[Start of Attachment]

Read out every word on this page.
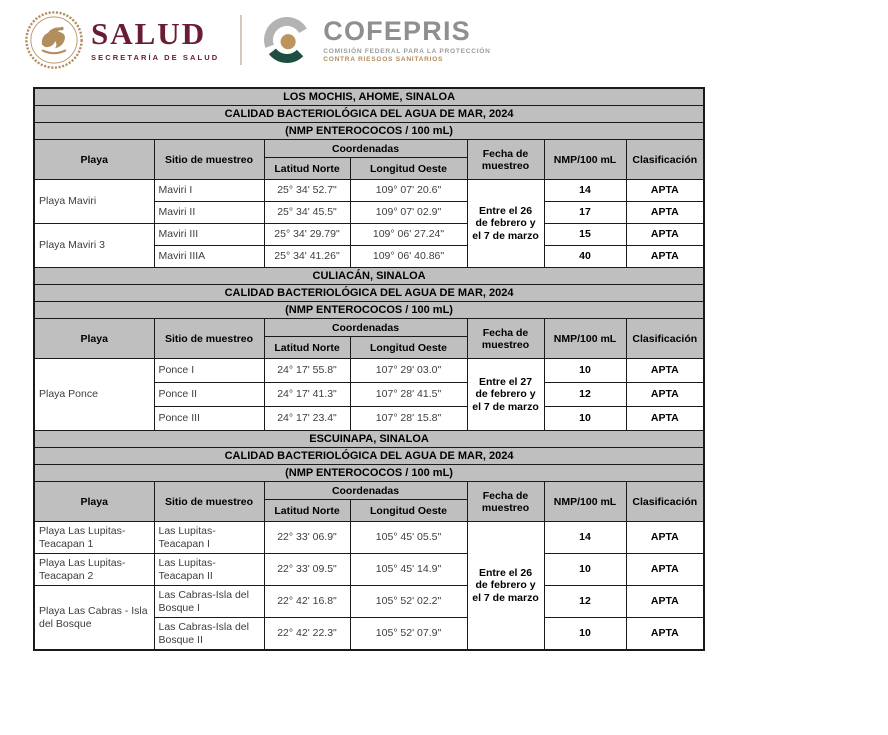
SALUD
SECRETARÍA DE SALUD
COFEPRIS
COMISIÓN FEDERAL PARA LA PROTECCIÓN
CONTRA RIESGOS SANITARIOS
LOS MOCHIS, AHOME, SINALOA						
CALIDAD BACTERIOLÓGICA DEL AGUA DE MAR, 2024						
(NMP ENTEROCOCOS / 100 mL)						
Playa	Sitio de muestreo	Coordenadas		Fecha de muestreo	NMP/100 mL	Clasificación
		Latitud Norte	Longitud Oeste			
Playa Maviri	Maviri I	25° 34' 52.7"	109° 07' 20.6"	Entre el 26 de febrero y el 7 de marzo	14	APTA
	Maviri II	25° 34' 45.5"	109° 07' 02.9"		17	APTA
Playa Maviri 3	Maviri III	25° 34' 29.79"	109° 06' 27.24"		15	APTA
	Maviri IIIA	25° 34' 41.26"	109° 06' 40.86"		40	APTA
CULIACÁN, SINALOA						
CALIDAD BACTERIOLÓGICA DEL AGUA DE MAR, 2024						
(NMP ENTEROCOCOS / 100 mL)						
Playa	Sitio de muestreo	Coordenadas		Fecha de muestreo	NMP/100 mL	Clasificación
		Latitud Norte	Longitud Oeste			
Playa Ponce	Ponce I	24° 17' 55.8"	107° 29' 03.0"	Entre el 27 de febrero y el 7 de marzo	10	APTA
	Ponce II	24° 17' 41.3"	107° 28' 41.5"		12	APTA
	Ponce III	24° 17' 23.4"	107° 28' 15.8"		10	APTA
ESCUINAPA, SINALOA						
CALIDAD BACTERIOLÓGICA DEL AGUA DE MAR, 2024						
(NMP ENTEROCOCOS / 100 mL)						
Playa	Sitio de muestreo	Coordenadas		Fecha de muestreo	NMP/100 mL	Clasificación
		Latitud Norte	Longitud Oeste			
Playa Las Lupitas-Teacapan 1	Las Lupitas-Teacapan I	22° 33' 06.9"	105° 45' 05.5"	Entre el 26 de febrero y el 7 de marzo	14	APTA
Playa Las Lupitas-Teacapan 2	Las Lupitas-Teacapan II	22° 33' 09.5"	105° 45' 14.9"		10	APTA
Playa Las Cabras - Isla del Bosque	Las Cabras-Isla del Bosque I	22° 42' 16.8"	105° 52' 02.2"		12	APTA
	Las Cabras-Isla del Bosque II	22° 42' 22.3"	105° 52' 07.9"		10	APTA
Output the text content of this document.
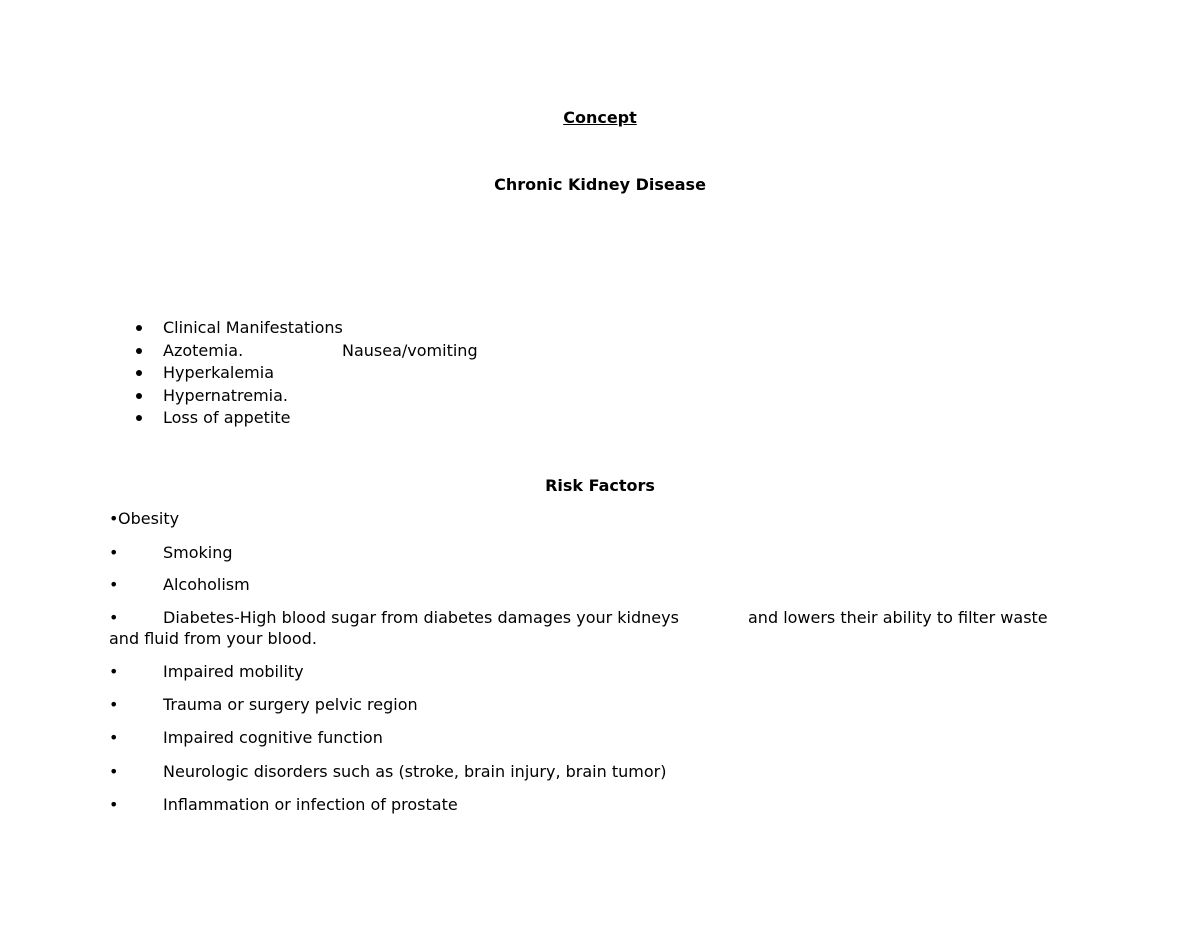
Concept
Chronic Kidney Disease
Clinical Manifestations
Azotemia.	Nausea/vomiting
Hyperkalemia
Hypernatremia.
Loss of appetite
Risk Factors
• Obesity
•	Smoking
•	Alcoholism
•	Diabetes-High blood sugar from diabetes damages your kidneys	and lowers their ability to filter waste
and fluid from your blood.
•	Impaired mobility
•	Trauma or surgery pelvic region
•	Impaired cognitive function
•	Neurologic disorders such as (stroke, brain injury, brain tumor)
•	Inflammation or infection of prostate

[End of Attachment]

Task prompt:
Give back the material above exactly, but without its images.

Written reply:
Read out every word on this page.
SALUD
SECRETARÍA DE SALUD
COFEPRIS
COMISIÓN FEDERAL PARA LA PROTECCIÓN
CONTRA RIESGOS SANITARIOS
LOS MOCHIS, AHOME, SINALOA						
CALIDAD BACTERIOLÓGICA DEL AGUA DE MAR, 2024						
(NMP ENTEROCOCOS / 100 mL)						
Playa	Sitio de muestreo	Coordenadas		Fecha de muestreo	NMP/100 mL	Clasificación
		Latitud Norte	Longitud Oeste			
Playa Maviri	Maviri I	25° 34' 52.7"	109° 07' 20.6"	Entre el 26 de febrero y el 7 de marzo	14	APTA
	Maviri II	25° 34' 45.5"	109° 07' 02.9"		17	APTA
Playa Maviri 3	Maviri III	25° 34' 29.79"	109° 06' 27.24"		15	APTA
	Maviri IIIA	25° 34' 41.26"	109° 06' 40.86"		40	APTA
CULIACÁN, SINALOA						
CALIDAD BACTERIOLÓGICA DEL AGUA DE MAR, 2024						
(NMP ENTEROCOCOS / 100 mL)						
Playa	Sitio de muestreo	Coordenadas		Fecha de muestreo	NMP/100 mL	Clasificación
		Latitud Norte	Longitud Oeste			
Playa Ponce	Ponce I	24° 17' 55.8"	107° 29' 03.0"	Entre el 27 de febrero y el 7 de marzo	10	APTA
	Ponce II	24° 17' 41.3"	107° 28' 41.5"		12	APTA
	Ponce III	24° 17' 23.4"	107° 28' 15.8"		10	APTA
ESCUINAPA, SINALOA						
CALIDAD BACTERIOLÓGICA DEL AGUA DE MAR, 2024						
(NMP ENTEROCOCOS / 100 mL)						
Playa	Sitio de muestreo	Coordenadas		Fecha de muestreo	NMP/100 mL	Clasificación
		Latitud Norte	Longitud Oeste			
Playa Las Lupitas-Teacapan 1	Las Lupitas-Teacapan I	22° 33' 06.9"	105° 45' 05.5"	Entre el 26 de febrero y el 7 de marzo	14	APTA
Playa Las Lupitas-Teacapan 2	Las Lupitas-Teacapan II	22° 33' 09.5"	105° 45' 14.9"		10	APTA
Playa Las Cabras - Isla del Bosque	Las Cabras-Isla del Bosque I	22° 42' 16.8"	105° 52' 02.2"		12	APTA
	Las Cabras-Isla del Bosque II	22° 42' 22.3"	105° 52' 07.9"		10	APTA
Output the text content of this document.
Concept
Chronic Kidney Disease
Clinical Manifestations
Azotemia.	Nausea/vomiting
Hyperkalemia
Hypernatremia.
Loss of appetite
Risk Factors
• Obesity
•	Smoking
•	Alcoholism
•	Diabetes-High blood sugar from diabetes damages your kidneys	and lowers their ability to filter waste
and fluid from your blood.
•	Impaired mobility
•	Trauma or surgery pelvic region
•	Impaired cognitive function
•	Neurologic disorders such as (stroke, brain injury, brain tumor)
•	Inflammation or infection of prostate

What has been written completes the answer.